— YOUR INSTRUCTIONS —
Your task is to print all of the data word for word.

(Data entries)
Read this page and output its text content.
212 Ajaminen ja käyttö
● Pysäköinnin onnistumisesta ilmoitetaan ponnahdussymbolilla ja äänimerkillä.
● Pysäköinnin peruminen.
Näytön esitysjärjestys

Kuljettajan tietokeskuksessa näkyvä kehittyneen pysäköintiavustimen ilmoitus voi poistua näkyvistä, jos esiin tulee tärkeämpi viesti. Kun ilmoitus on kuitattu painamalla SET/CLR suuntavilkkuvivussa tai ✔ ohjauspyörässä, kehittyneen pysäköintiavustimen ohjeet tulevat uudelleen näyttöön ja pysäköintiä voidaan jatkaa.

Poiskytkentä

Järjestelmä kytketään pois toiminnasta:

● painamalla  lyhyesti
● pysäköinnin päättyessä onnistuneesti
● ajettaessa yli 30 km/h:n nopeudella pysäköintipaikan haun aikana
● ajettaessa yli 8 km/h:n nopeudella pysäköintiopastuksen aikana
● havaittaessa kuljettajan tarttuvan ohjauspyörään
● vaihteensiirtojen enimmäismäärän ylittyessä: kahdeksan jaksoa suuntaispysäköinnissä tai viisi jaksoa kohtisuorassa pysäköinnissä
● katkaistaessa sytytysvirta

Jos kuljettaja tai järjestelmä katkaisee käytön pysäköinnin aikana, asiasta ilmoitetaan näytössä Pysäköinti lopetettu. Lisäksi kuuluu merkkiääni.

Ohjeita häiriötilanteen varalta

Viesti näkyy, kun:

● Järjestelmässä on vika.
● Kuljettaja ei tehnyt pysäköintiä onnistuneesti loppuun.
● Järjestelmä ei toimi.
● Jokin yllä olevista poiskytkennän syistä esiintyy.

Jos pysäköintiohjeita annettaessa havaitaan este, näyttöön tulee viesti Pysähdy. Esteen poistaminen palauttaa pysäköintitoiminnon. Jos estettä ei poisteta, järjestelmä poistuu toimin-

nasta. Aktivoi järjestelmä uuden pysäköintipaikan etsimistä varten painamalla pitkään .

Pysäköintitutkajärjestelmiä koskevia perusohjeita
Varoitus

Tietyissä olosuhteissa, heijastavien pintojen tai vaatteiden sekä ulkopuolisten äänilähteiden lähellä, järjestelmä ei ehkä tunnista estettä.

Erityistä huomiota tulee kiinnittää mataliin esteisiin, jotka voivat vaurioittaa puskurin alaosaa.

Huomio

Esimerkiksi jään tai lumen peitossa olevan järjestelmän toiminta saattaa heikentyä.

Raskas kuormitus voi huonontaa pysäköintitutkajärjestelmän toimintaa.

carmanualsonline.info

— REPLY TO THE TASK —
Read this page and output its text content.
212 Ajaminen ja käyttö
● Pysäköinnin onnistumisesta ilmoitetaan ponnahdussymbolilla ja äänimerkillä.
● Pysäköinnin peruminen.
Näytön esitysjärjestys

Kuljettajan tietokeskuksessa näkyvä kehittyneen pysäköintiavustimen ilmoitus voi poistua näkyvistä, jos esiin tulee tärkeämpi viesti. Kun ilmoitus on kuitattu painamalla SET/CLR suuntavilkkuvivussa tai ✔ ohjauspyörässä, kehittyneen pysäköintiavustimen ohjeet tulevat uudelleen näyttöön ja pysäköintiä voidaan jatkaa.

Poiskytkentä

Järjestelmä kytketään pois toiminnasta:

● painamalla  lyhyesti
● pysäköinnin päättyessä onnistuneesti
● ajettaessa yli 30 km/h:n nopeudella pysäköintipaikan haun aikana
● ajettaessa yli 8 km/h:n nopeudella pysäköintiopastuksen aikana
● havaittaessa kuljettajan tarttuvan ohjauspyörään
● vaihteensiirtojen enimmäismäärän ylittyessä: kahdeksan jaksoa suuntaispysäköinnissä tai viisi jaksoa kohtisuorassa pysäköinnissä
● katkaistaessa sytytysvirta

Jos kuljettaja tai järjestelmä katkaisee käytön pysäköinnin aikana, asiasta ilmoitetaan näytössä Pysäköinti lopetettu. Lisäksi kuuluu merkkiääni.

Ohjeita häiriötilanteen varalta

Viesti näkyy, kun:

● Järjestelmässä on vika.
● Kuljettaja ei tehnyt pysäköintiä onnistuneesti loppuun.
● Järjestelmä ei toimi.
● Jokin yllä olevista poiskytkennän syistä esiintyy.

Jos pysäköintiohjeita annettaessa havaitaan este, näyttöön tulee viesti Pysähdy. Esteen poistaminen palauttaa pysäköintitoiminnon. Jos estettä ei poisteta, järjestelmä poistuu toimin-

nasta. Aktivoi järjestelmä uuden pysäköintipaikan etsimistä varten painamalla pitkään .

Pysäköintitutkajärjestelmiä koskevia perusohjeita
Varoitus

Tietyissä olosuhteissa, heijastavien pintojen tai vaatteiden sekä ulkopuolisten äänilähteiden lähellä, järjestelmä ei ehkä tunnista estettä.

Erityistä huomiota tulee kiinnittää mataliin esteisiin, jotka voivat vaurioittaa puskurin alaosaa.

Huomio

Esimerkiksi jään tai lumen peitossa olevan järjestelmän toiminta saattaa heikentyä.

Raskas kuormitus voi huonontaa pysäköintitutkajärjestelmän toimintaa.

carmanualsonline.info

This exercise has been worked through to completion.